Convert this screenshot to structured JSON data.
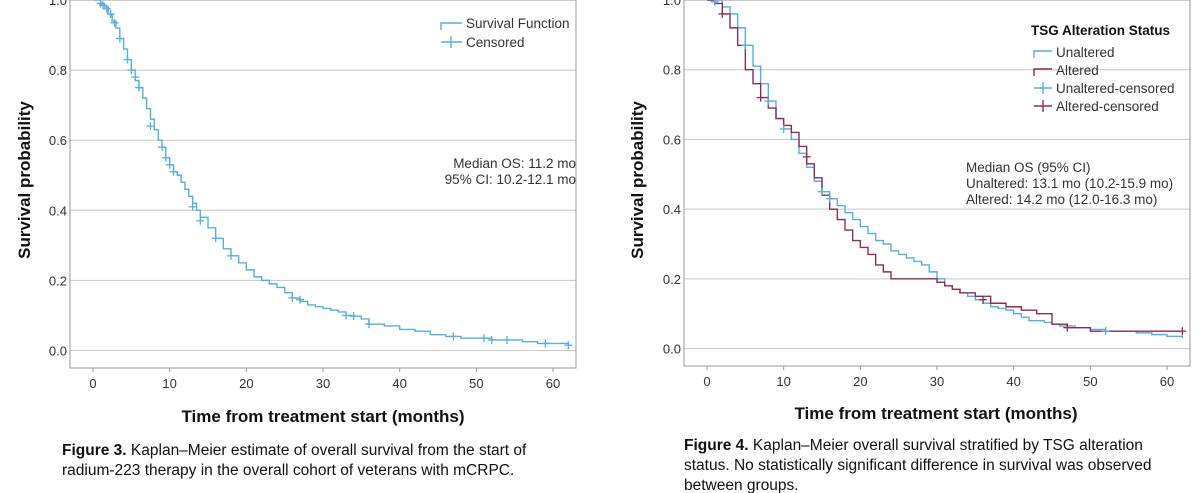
{
  "chart_data": [
    {
      "type": "line",
      "subtype": "kaplan-meier",
      "xlabel": "Time from treatment start (months)",
      "ylabel": "Survival probability",
      "xlim": [
        -3,
        63
      ],
      "ylim": [
        -0.05,
        1.0
      ],
      "xticks": [
        "0",
        "10",
        "20",
        "30",
        "40",
        "50",
        "60"
      ],
      "yticks": [
        "0.0",
        "0.2",
        "0.4",
        "0.6",
        "0.8",
        "1.0"
      ],
      "grid": "horizontal",
      "legend_position": "top-right",
      "legend": [
        "Survival Function",
        "Censored"
      ],
      "colors": {
        "survival": "#5aade0"
      },
      "annotation": [
        "Median OS: 11.2 mo",
        "95% CI: 10.2-12.1 mo"
      ],
      "series": [
        {
          "name": "Survival Function",
          "x": [
            0,
            0.5,
            1,
            1.5,
            2,
            2.5,
            3,
            3.5,
            4,
            4.5,
            5,
            5.5,
            6,
            6.5,
            7,
            7.5,
            8,
            8.5,
            9,
            9.5,
            10,
            10.5,
            11,
            11.5,
            12,
            12.5,
            13,
            13.5,
            14,
            15,
            16,
            17,
            18,
            19,
            20,
            21,
            22,
            23,
            24,
            25,
            26,
            27,
            28,
            29,
            30,
            31,
            32,
            33,
            34,
            35,
            36,
            38,
            40,
            42,
            44,
            46,
            48,
            50,
            52,
            54,
            56,
            58,
            60,
            62
          ],
          "y": [
            1.0,
            1.0,
            0.99,
            0.98,
            0.96,
            0.94,
            0.92,
            0.89,
            0.86,
            0.83,
            0.8,
            0.77,
            0.75,
            0.72,
            0.69,
            0.66,
            0.63,
            0.6,
            0.58,
            0.55,
            0.53,
            0.51,
            0.5,
            0.48,
            0.46,
            0.44,
            0.42,
            0.4,
            0.38,
            0.35,
            0.32,
            0.29,
            0.27,
            0.25,
            0.23,
            0.21,
            0.2,
            0.19,
            0.18,
            0.165,
            0.15,
            0.14,
            0.13,
            0.125,
            0.12,
            0.115,
            0.11,
            0.1,
            0.098,
            0.09,
            0.075,
            0.07,
            0.06,
            0.055,
            0.045,
            0.04,
            0.035,
            0.035,
            0.03,
            0.03,
            0.025,
            0.02,
            0.02,
            0.015
          ]
        },
        {
          "name": "Censored",
          "x": [
            1,
            1.3,
            1.8,
            2.3,
            2.8,
            3.5,
            4.5,
            5,
            5.5,
            6,
            7.5,
            9,
            9.5,
            10,
            10.5,
            13,
            14,
            16,
            18,
            26,
            27,
            33,
            34,
            36,
            47,
            51,
            52,
            54,
            59,
            62
          ],
          "y": [
            0.99,
            0.985,
            0.975,
            0.96,
            0.935,
            0.89,
            0.83,
            0.8,
            0.78,
            0.75,
            0.64,
            0.58,
            0.55,
            0.53,
            0.51,
            0.41,
            0.37,
            0.32,
            0.27,
            0.15,
            0.145,
            0.1,
            0.098,
            0.075,
            0.04,
            0.035,
            0.03,
            0.03,
            0.02,
            0.015
          ]
        }
      ]
    },
    {
      "type": "line",
      "subtype": "kaplan-meier",
      "xlabel": "Time from treatment start (months)",
      "ylabel": "Survival probability",
      "xlim": [
        -3,
        63
      ],
      "ylim": [
        -0.05,
        1.0
      ],
      "xticks": [
        "0",
        "10",
        "20",
        "30",
        "40",
        "50",
        "60"
      ],
      "yticks": [
        "0.0",
        "0.2",
        "0.4",
        "0.6",
        "0.8",
        "1.0"
      ],
      "grid": "horizontal",
      "legend_position": "top-right",
      "legend_title": "TSG Alteration Status",
      "legend": [
        "Unaltered",
        "Altered",
        "Unaltered-censored",
        "Altered-censored"
      ],
      "colors": {
        "unaltered": "#5aade0",
        "altered": "#8b2e55"
      },
      "annotation": [
        "Median OS (95% CI)",
        "Unaltered: 13.1 mo (10.2-15.9 mo)",
        "Altered: 14.2 mo (12.0-16.3 mo)"
      ],
      "series": [
        {
          "name": "Unaltered",
          "x": [
            0,
            1,
            2,
            3,
            4,
            5,
            6,
            7,
            8,
            9,
            10,
            11,
            12,
            13,
            14,
            15,
            16,
            17,
            18,
            19,
            20,
            21,
            22,
            23,
            24,
            25,
            26,
            27,
            28,
            29,
            30,
            31,
            32,
            33,
            34,
            35,
            36,
            37,
            38,
            39,
            40,
            41,
            42,
            44,
            45,
            46,
            48,
            50,
            52,
            54,
            56,
            58,
            60,
            62
          ],
          "y": [
            1.0,
            1.0,
            0.98,
            0.96,
            0.92,
            0.87,
            0.81,
            0.76,
            0.71,
            0.66,
            0.63,
            0.6,
            0.56,
            0.52,
            0.48,
            0.45,
            0.43,
            0.41,
            0.39,
            0.37,
            0.35,
            0.33,
            0.31,
            0.3,
            0.28,
            0.27,
            0.26,
            0.25,
            0.24,
            0.22,
            0.2,
            0.18,
            0.17,
            0.16,
            0.15,
            0.14,
            0.13,
            0.12,
            0.115,
            0.11,
            0.1,
            0.09,
            0.08,
            0.075,
            0.07,
            0.065,
            0.06,
            0.055,
            0.05,
            0.05,
            0.045,
            0.04,
            0.035,
            0.03
          ]
        },
        {
          "name": "Altered",
          "x": [
            0,
            1,
            2,
            3,
            4,
            5,
            6,
            7,
            8,
            9,
            10,
            11,
            12,
            13,
            14,
            15,
            16,
            17,
            18,
            19,
            20,
            21,
            22,
            23,
            24,
            26,
            28,
            30,
            31,
            32,
            33,
            35,
            37,
            39,
            41,
            43,
            45,
            47,
            50,
            55,
            60,
            62
          ],
          "y": [
            1.0,
            0.99,
            0.96,
            0.92,
            0.87,
            0.8,
            0.76,
            0.72,
            0.69,
            0.66,
            0.64,
            0.62,
            0.58,
            0.53,
            0.49,
            0.44,
            0.4,
            0.37,
            0.34,
            0.31,
            0.29,
            0.27,
            0.24,
            0.22,
            0.2,
            0.2,
            0.2,
            0.19,
            0.18,
            0.17,
            0.16,
            0.15,
            0.13,
            0.12,
            0.11,
            0.1,
            0.07,
            0.06,
            0.05,
            0.05,
            0.05,
            0.05
          ]
        },
        {
          "name": "Unaltered-censored",
          "x": [
            1,
            5,
            8,
            10,
            15,
            16,
            52
          ],
          "y": [
            0.995,
            0.87,
            0.71,
            0.63,
            0.45,
            0.43,
            0.05
          ]
        },
        {
          "name": "Altered-censored",
          "x": [
            2,
            7,
            13,
            36,
            47,
            62
          ],
          "y": [
            0.96,
            0.72,
            0.55,
            0.14,
            0.06,
            0.05
          ]
        }
      ]
    }
  ],
  "captions": [
    {
      "label": "Figure 3.",
      "lines": [
        "Kaplan–Meier estimate of overall survival from the start of",
        "radium-223 therapy in the overall cohort of veterans with mCRPC."
      ]
    },
    {
      "label": "Figure 4.",
      "lines": [
        "Kaplan–Meier overall survival stratified by TSG alteration",
        "status. No statistically significant difference in survival was observed",
        "between groups."
      ]
    }
  ]
}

EXERCISE PROMPT:
Copy out every line where the word "overall" occurs.

OUTPUT FOR THIS TASK:
        "Kaplan–Meier estimate of overall survival from the start of",
        "radium-223 therapy in the overall cohort of veterans with mCRPC."
        "Kaplan–Meier overall survival stratified by TSG alteration",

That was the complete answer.